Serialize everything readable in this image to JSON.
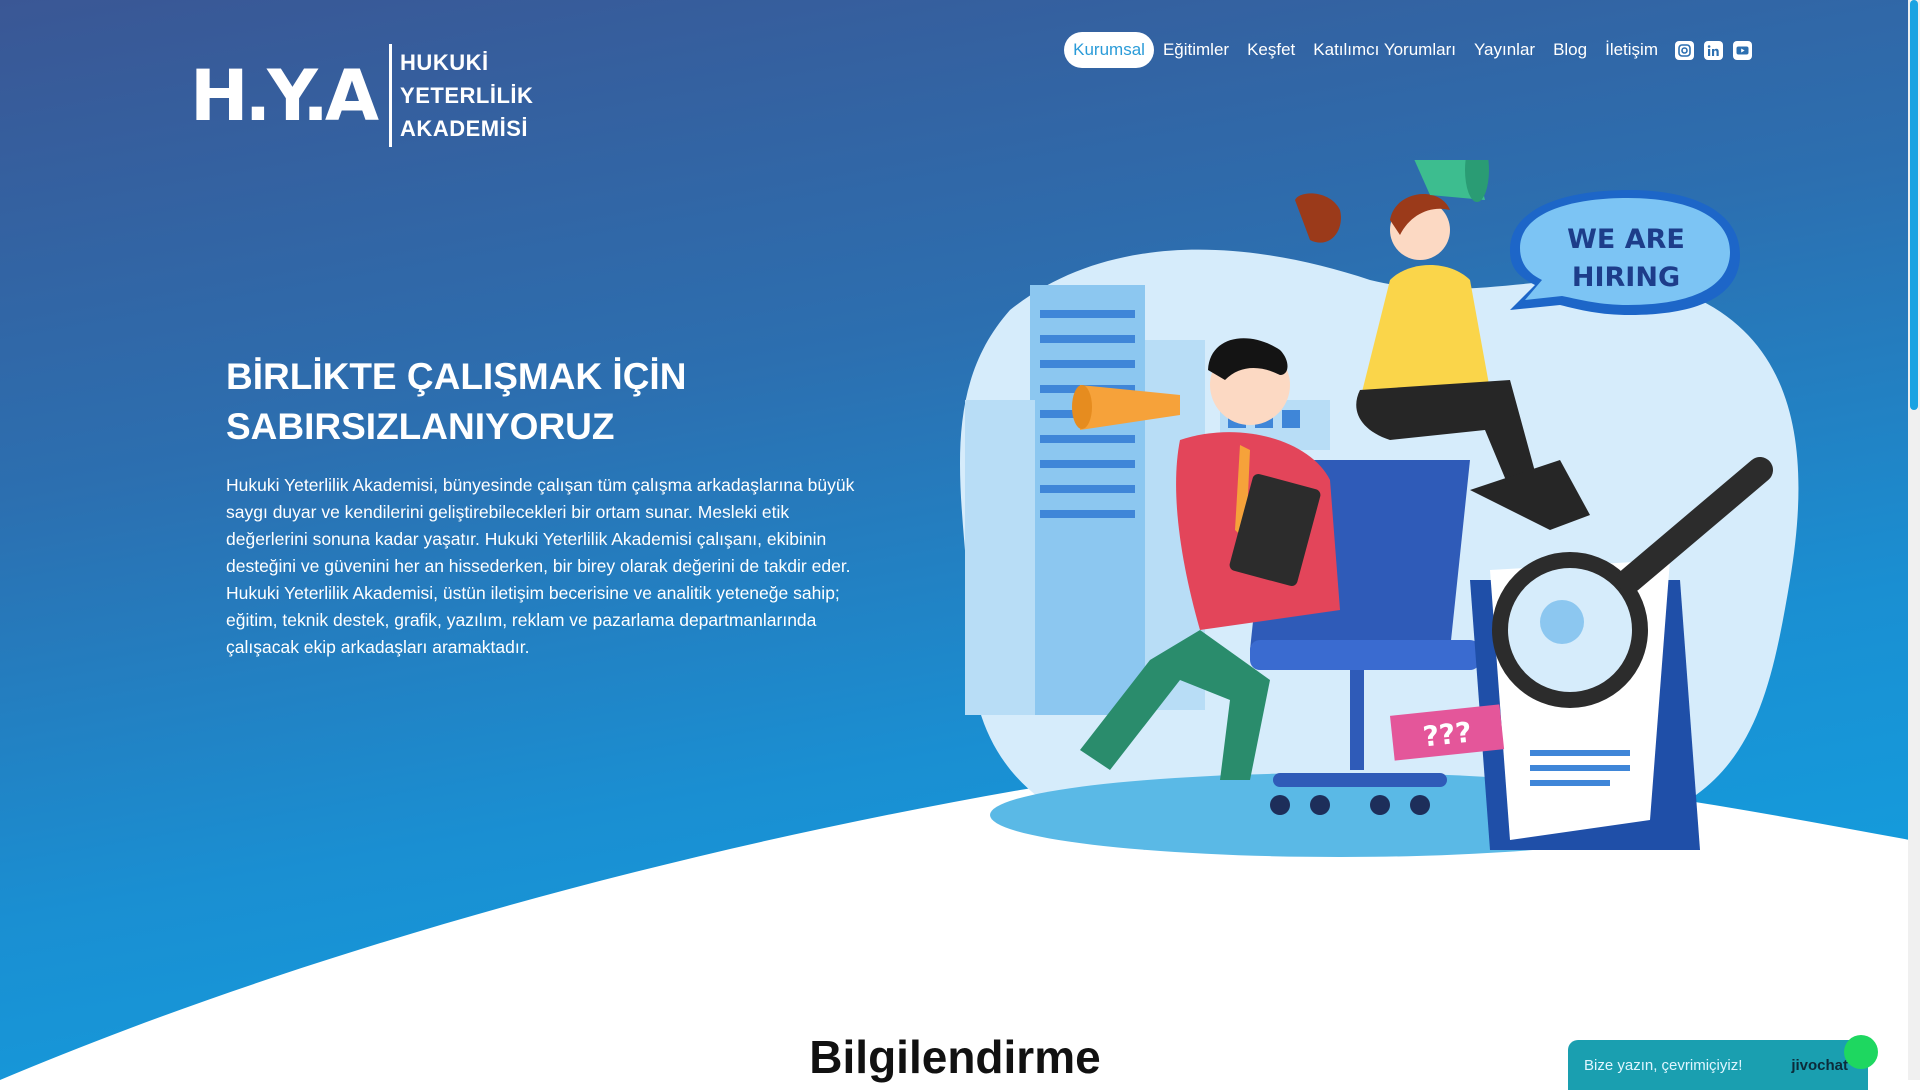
{
  "brand": {
    "mark": "H.Y.A",
    "lines": [
      "HUKUKİ",
      "YETERLİLİK",
      "AKADEMİSİ"
    ]
  },
  "nav": {
    "items": [
      "Kurumsal",
      "Eğitimler",
      "Keşfet",
      "Katılımcı Yorumları",
      "Yayınlar",
      "Blog",
      "İletişim"
    ],
    "active": "Kurumsal",
    "social_icons": [
      "instagram-icon",
      "linkedin-icon",
      "youtube-icon"
    ]
  },
  "hero": {
    "title_line1": "BİRLİKTE ÇALIŞMAK İÇİN",
    "title_line2": "SABIRSIZLANIYORUZ",
    "body": "Hukuki Yeterlilik Akademisi, bünyesinde çalışan tüm çalışma arkadaşlarına büyük saygı duyar ve kendilerini geliştirebilecekleri bir ortam sunar. Mesleki etik değerlerini sonuna kadar yaşatır. Hukuki Yeterlilik Akademisi çalışanı, ekibinin desteğini ve güvenini her an hissederken, bir birey olarak değerini de takdir eder. Hukuki Yeterlilik Akademisi, üstün iletişim becerisine ve analitik yeteneğe sahip; eğitim, teknik destek, grafik, yazılım, reklam ve pazarlama departmanlarında çalışacak ekip arkadaşları aramaktadır."
  },
  "illustration": {
    "bubble_line1": "WE ARE",
    "bubble_line2": "HIRING",
    "sign": "???"
  },
  "section": {
    "title": "Bilgilendirme"
  },
  "chat": {
    "text": "Bize yazın, çevrimiçiyiz!",
    "brand": "jivochat"
  },
  "colors": {
    "gradient_top": "#3a5795",
    "gradient_bottom": "#10a5e4",
    "accent": "#2a9bd8"
  }
}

========

> _Goal_
Output the lines above in full and exactly as given, omitting any pictures.

> _Response to this exercise_
Serialize everything readable in this image to JSON.
{
  "brand": {
    "mark": "H.Y.A",
    "lines": [
      "HUKUKİ",
      "YETERLİLİK",
      "AKADEMİSİ"
    ]
  },
  "nav": {
    "items": [
      "Kurumsal",
      "Eğitimler",
      "Keşfet",
      "Katılımcı Yorumları",
      "Yayınlar",
      "Blog",
      "İletişim"
    ],
    "active": "Kurumsal",
    "social_icons": [
      "instagram-icon",
      "linkedin-icon",
      "youtube-icon"
    ]
  },
  "hero": {
    "title_line1": "BİRLİKTE ÇALIŞMAK İÇİN",
    "title_line2": "SABIRSIZLANIYORUZ",
    "body": "Hukuki Yeterlilik Akademisi, bünyesinde çalışan tüm çalışma arkadaşlarına büyük saygı duyar ve kendilerini geliştirebilecekleri bir ortam sunar. Mesleki etik değerlerini sonuna kadar yaşatır. Hukuki Yeterlilik Akademisi çalışanı, ekibinin desteğini ve güvenini her an hissederken, bir birey olarak değerini de takdir eder. Hukuki Yeterlilik Akademisi, üstün iletişim becerisine ve analitik yeteneğe sahip; eğitim, teknik destek, grafik, yazılım, reklam ve pazarlama departmanlarında çalışacak ekip arkadaşları aramaktadır."
  },
  "illustration": {
    "bubble_line1": "WE ARE",
    "bubble_line2": "HIRING",
    "sign": "???"
  },
  "section": {
    "title": "Bilgilendirme"
  },
  "chat": {
    "text": "Bize yazın, çevrimiçiyiz!",
    "brand": "jivochat"
  },
  "colors": {
    "gradient_top": "#3a5795",
    "gradient_bottom": "#10a5e4",
    "accent": "#2a9bd8"
  }
}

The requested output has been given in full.